== MATERIAL PROVIDED ==

= = = =

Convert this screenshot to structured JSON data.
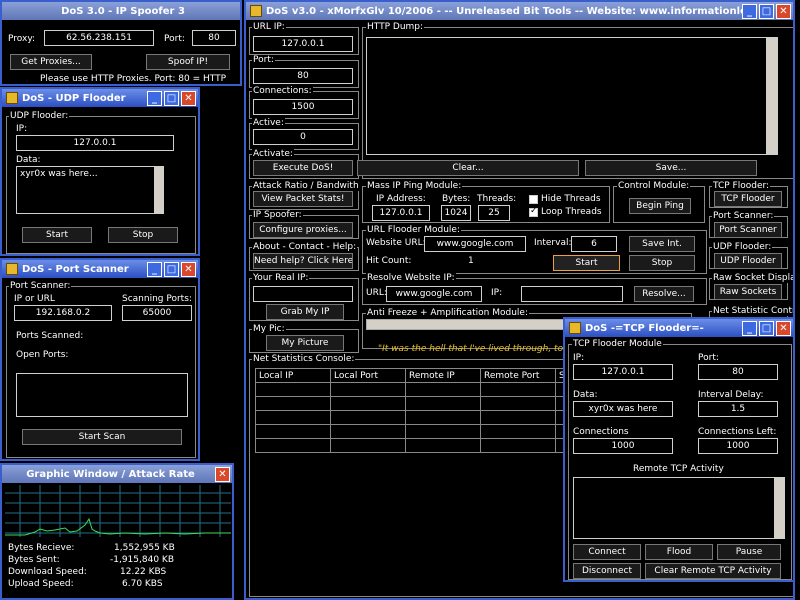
{
  "ip_spoofer": {
    "title": "DoS 3.0 - IP Spoofer 3",
    "proxy_label": "Proxy:",
    "proxy_value": "62.56.238.151",
    "port_label": "Port:",
    "port_value": "80",
    "get_proxies": "Get Proxies...",
    "spoof_ip": "Spoof IP!",
    "note": "Please use HTTP Proxies. Port: 80 = HTTP"
  },
  "udp_flooder": {
    "title": "DoS - UDP Flooder",
    "group": "UDP Flooder:",
    "ip_label": "IP:",
    "ip_value": "127.0.0.1",
    "data_label": "Data:",
    "data_value": "xyr0x was here...",
    "start": "Start",
    "stop": "Stop"
  },
  "port_scanner": {
    "title": "DoS - Port Scanner",
    "group": "Port Scanner:",
    "ip_label": "IP or URL",
    "ip_value": "192.168.0.2",
    "ports_label": "Scanning Ports:",
    "ports_value": "65000",
    "scanned_label": "Ports Scanned:",
    "open_label": "Open Ports:",
    "start_scan": "Start Scan"
  },
  "graph_win": {
    "title": "Graphic Window / Attack Rate",
    "stats": [
      {
        "label": "Bytes Recieve:",
        "value": "1,552,955 KB"
      },
      {
        "label": "Bytes Sent:",
        "value": "-1,915,840 KB"
      },
      {
        "label": "Download Speed:",
        "value": "12.22 KBS"
      },
      {
        "label": "Upload Speed:",
        "value": "6.70 KBS"
      }
    ],
    "line_color": "#3ddc5a",
    "grid_color": "#1f6f8a"
  },
  "main": {
    "title": "DoS v3.0 - xMorfxGlv 10/2006 - -- Unreleased Bit Tools -- Website: www.informationleak.net",
    "url_ip_group": "URL IP:",
    "url_ip_value": "127.0.0.1",
    "port_group": "Port:",
    "port_value": "80",
    "connections_group": "Connections:",
    "connections_value": "1500",
    "active_group": "Active:",
    "active_value": "0",
    "activate_group": "Activate:",
    "execute": "Execute DoS!",
    "http_dump_group": "HTTP Dump:",
    "clear": "Clear...",
    "save": "Save...",
    "attack_ratio_group": "Attack Ratio / Bandwith",
    "view_packet": "View Packet Stats!",
    "ip_spoofer_group": "IP Spoofer:",
    "configure_proxies": "Configure proxies...",
    "about_group": "About - Contact - Help:",
    "need_help": "Need help? Click Here",
    "real_ip_group": "Your Real IP:",
    "grab_ip": "Grab My IP",
    "my_pic_group": "My Pic:",
    "my_picture": "My Picture",
    "mass_ping_group": "Mass IP Ping Module:",
    "ping_ip_label": "IP Address:",
    "ping_ip_value": "127.0.0.1",
    "bytes_label": "Bytes:",
    "bytes_value": "1024",
    "threads_label": "Threads:",
    "threads_value": "25",
    "hide_threads": "Hide Threads",
    "loop_threads": "Loop Threads",
    "control_group": "Control Module:",
    "begin_ping": "Begin Ping",
    "url_flood_group": "URL Flooder Module:",
    "website_url_label": "Website URL:",
    "website_url_value": "www.google.com",
    "interval_label": "Interval:",
    "interval_value": "6",
    "save_int": "Save Int.",
    "hit_count_label": "Hit Count:",
    "hit_count_value": "1",
    "url_start": "Start",
    "url_stop": "Stop",
    "resolve_group": "Resolve Website IP:",
    "resolve_url_label": "URL:",
    "resolve_url_value": "www.google.com",
    "resolve_ip_label": "IP:",
    "resolve_btn": "Resolve...",
    "anti_freeze_group": "Anti Freeze + Amplification Module:",
    "quote": "\"It was the hell that I've lived through, to develop",
    "tcp_side_group": "TCP Flooder:",
    "tcp_side_btn": "TCP Flooder",
    "port_scan_group": "Port Scanner:",
    "port_scan_btn": "Port Scanner",
    "udp_side_group": "UDP Flooder:",
    "udp_side_btn": "UDP Flooder",
    "raw_socket_group": "Raw Socket Display:",
    "raw_socket_btn": "Raw Sockets",
    "net_stat_control_group": "Net Statistic Control:",
    "net_console_group": "Net Statistics Console:",
    "columns": [
      "Local IP",
      "Local Port",
      "Remote IP",
      "Remote Port",
      "S"
    ]
  },
  "tcp_flooder": {
    "title": "DoS -=TCP Flooder=-",
    "group": "TCP Flooder Module",
    "ip_label": "IP:",
    "ip_value": "127.0.0.1",
    "port_label": "Port:",
    "port_value": "80",
    "data_label": "Data:",
    "data_value": "xyr0x was here",
    "interval_label": "Interval Delay:",
    "interval_value": "1.5",
    "connections_label": "Connections",
    "connections_value": "1000",
    "left_label": "Connections Left:",
    "left_value": "1000",
    "activity_label": "Remote TCP Activity",
    "connect": "Connect",
    "flood": "Flood",
    "pause": "Pause",
    "disconnect": "Disconnect",
    "clear_activity": "Clear Remote TCP Activity"
  }
}
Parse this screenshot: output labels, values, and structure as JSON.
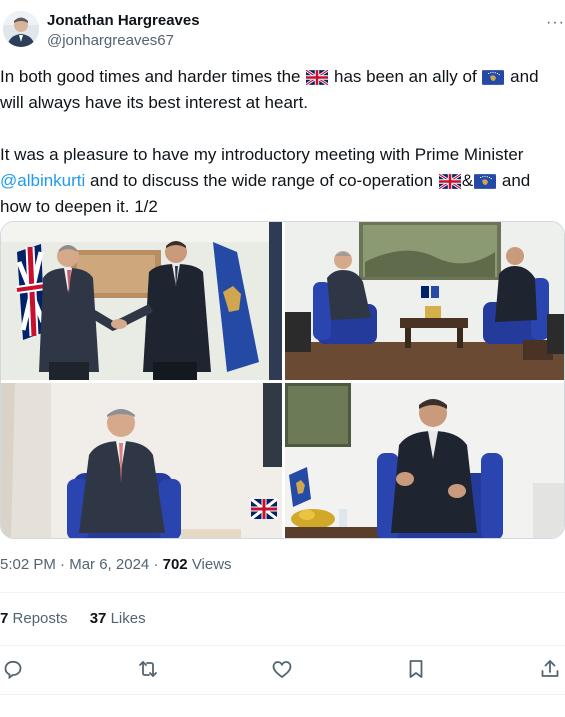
{
  "author": {
    "name": "Jonathan Hargreaves",
    "handle": "@jonhargreaves67"
  },
  "tweet": {
    "line1_a": "In both good times and harder times the",
    "line1_b": "has been an ally of",
    "line1_c": "and will always have its best interest at heart.",
    "para2_a": "It was a pleasure to have my introductory meeting with Prime Minister",
    "mention": "@albinkurti",
    "para2_b": "and to discuss the wide range of co-operation",
    "para2_amp": "&",
    "para2_c": "and how to deepen it.  1/2"
  },
  "meta": {
    "time": "5:02 PM",
    "date": "Mar 6, 2024",
    "views_count": "702",
    "views_label": "Views"
  },
  "stats": {
    "reposts_count": "7",
    "reposts_label": "Reposts",
    "likes_count": "37",
    "likes_label": "Likes"
  },
  "icons": {
    "more": "more-icon",
    "reply": "reply-icon",
    "repost": "repost-icon",
    "like": "like-icon",
    "bookmark": "bookmark-icon",
    "share": "share-icon",
    "uk_flag": "uk-flag-icon",
    "kosovo_flag": "kosovo-flag-icon"
  },
  "colors": {
    "link": "#1d9bf0",
    "secondary_text": "#536471",
    "primary_text": "#0f1419"
  }
}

= = = =

== AIM OF THE EXERCISE ==
Every record above should be written out again without change, except that the pictures are left out.

== PROBLEM SOLUTION ==
Convert this screenshot to structured JSON data.
{
  "ip_spoofer": {
    "title": "DoS 3.0 - IP Spoofer 3",
    "proxy_label": "Proxy:",
    "proxy_value": "62.56.238.151",
    "port_label": "Port:",
    "port_value": "80",
    "get_proxies": "Get Proxies...",
    "spoof_ip": "Spoof IP!",
    "note": "Please use HTTP Proxies. Port: 80 = HTTP"
  },
  "udp_flooder": {
    "title": "DoS - UDP Flooder",
    "group": "UDP Flooder:",
    "ip_label": "IP:",
    "ip_value": "127.0.0.1",
    "data_label": "Data:",
    "data_value": "xyr0x was here...",
    "start": "Start",
    "stop": "Stop"
  },
  "port_scanner": {
    "title": "DoS - Port Scanner",
    "group": "Port Scanner:",
    "ip_label": "IP or URL",
    "ip_value": "192.168.0.2",
    "ports_label": "Scanning Ports:",
    "ports_value": "65000",
    "scanned_label": "Ports Scanned:",
    "open_label": "Open Ports:",
    "start_scan": "Start Scan"
  },
  "graph_win": {
    "title": "Graphic Window / Attack Rate",
    "stats": [
      {
        "label": "Bytes Recieve:",
        "value": "1,552,955 KB"
      },
      {
        "label": "Bytes Sent:",
        "value": "-1,915,840 KB"
      },
      {
        "label": "Download Speed:",
        "value": "12.22 KBS"
      },
      {
        "label": "Upload Speed:",
        "value": "6.70 KBS"
      }
    ],
    "line_color": "#3ddc5a",
    "grid_color": "#1f6f8a"
  },
  "main": {
    "title": "DoS v3.0 - xMorfxGlv 10/2006 - -- Unreleased Bit Tools -- Website: www.informationleak.net",
    "url_ip_group": "URL IP:",
    "url_ip_value": "127.0.0.1",
    "port_group": "Port:",
    "port_value": "80",
    "connections_group": "Connections:",
    "connections_value": "1500",
    "active_group": "Active:",
    "active_value": "0",
    "activate_group": "Activate:",
    "execute": "Execute DoS!",
    "http_dump_group": "HTTP Dump:",
    "clear": "Clear...",
    "save": "Save...",
    "attack_ratio_group": "Attack Ratio / Bandwith",
    "view_packet": "View Packet Stats!",
    "ip_spoofer_group": "IP Spoofer:",
    "configure_proxies": "Configure proxies...",
    "about_group": "About - Contact - Help:",
    "need_help": "Need help? Click Here",
    "real_ip_group": "Your Real IP:",
    "grab_ip": "Grab My IP",
    "my_pic_group": "My Pic:",
    "my_picture": "My Picture",
    "mass_ping_group": "Mass IP Ping Module:",
    "ping_ip_label": "IP Address:",
    "ping_ip_value": "127.0.0.1",
    "bytes_label": "Bytes:",
    "bytes_value": "1024",
    "threads_label": "Threads:",
    "threads_value": "25",
    "hide_threads": "Hide Threads",
    "loop_threads": "Loop Threads",
    "control_group": "Control Module:",
    "begin_ping": "Begin Ping",
    "url_flood_group": "URL Flooder Module:",
    "website_url_label": "Website URL:",
    "website_url_value": "www.google.com",
    "interval_label": "Interval:",
    "interval_value": "6",
    "save_int": "Save Int.",
    "hit_count_label": "Hit Count:",
    "hit_count_value": "1",
    "url_start": "Start",
    "url_stop": "Stop",
    "resolve_group": "Resolve Website IP:",
    "resolve_url_label": "URL:",
    "resolve_url_value": "www.google.com",
    "resolve_ip_label": "IP:",
    "resolve_btn": "Resolve...",
    "anti_freeze_group": "Anti Freeze + Amplification Module:",
    "quote": "\"It was the hell that I've lived through, to develop",
    "tcp_side_group": "TCP Flooder:",
    "tcp_side_btn": "TCP Flooder",
    "port_scan_group": "Port Scanner:",
    "port_scan_btn": "Port Scanner",
    "udp_side_group": "UDP Flooder:",
    "udp_side_btn": "UDP Flooder",
    "raw_socket_group": "Raw Socket Display:",
    "raw_socket_btn": "Raw Sockets",
    "net_stat_control_group": "Net Statistic Control:",
    "net_console_group": "Net Statistics Console:",
    "columns": [
      "Local IP",
      "Local Port",
      "Remote IP",
      "Remote Port",
      "S"
    ]
  },
  "tcp_flooder": {
    "title": "DoS -=TCP Flooder=-",
    "group": "TCP Flooder Module",
    "ip_label": "IP:",
    "ip_value": "127.0.0.1",
    "port_label": "Port:",
    "port_value": "80",
    "data_label": "Data:",
    "data_value": "xyr0x was here",
    "interval_label": "Interval Delay:",
    "interval_value": "1.5",
    "connections_label": "Connections",
    "connections_value": "1000",
    "left_label": "Connections Left:",
    "left_value": "1000",
    "activity_label": "Remote TCP Activity",
    "connect": "Connect",
    "flood": "Flood",
    "pause": "Pause",
    "disconnect": "Disconnect",
    "clear_activity": "Clear Remote TCP Activity"
  }
}
Parse this screenshot: output labels, values, and structure as JSON.
{
  "author": {
    "name": "Jonathan Hargreaves",
    "handle": "@jonhargreaves67"
  },
  "tweet": {
    "line1_a": "In both good times and harder times the",
    "line1_b": "has been an ally of",
    "line1_c": "and will always have its best interest at heart.",
    "para2_a": "It was a pleasure to have my introductory meeting with Prime Minister",
    "mention": "@albinkurti",
    "para2_b": "and to discuss the wide range of co-operation",
    "para2_amp": "&",
    "para2_c": "and how to deepen it.  1/2"
  },
  "meta": {
    "time": "5:02 PM",
    "date": "Mar 6, 2024",
    "views_count": "702",
    "views_label": "Views"
  },
  "stats": {
    "reposts_count": "7",
    "reposts_label": "Reposts",
    "likes_count": "37",
    "likes_label": "Likes"
  },
  "icons": {
    "more": "more-icon",
    "reply": "reply-icon",
    "repost": "repost-icon",
    "like": "like-icon",
    "bookmark": "bookmark-icon",
    "share": "share-icon",
    "uk_flag": "uk-flag-icon",
    "kosovo_flag": "kosovo-flag-icon"
  },
  "colors": {
    "link": "#1d9bf0",
    "secondary_text": "#536471",
    "primary_text": "#0f1419"
  }
}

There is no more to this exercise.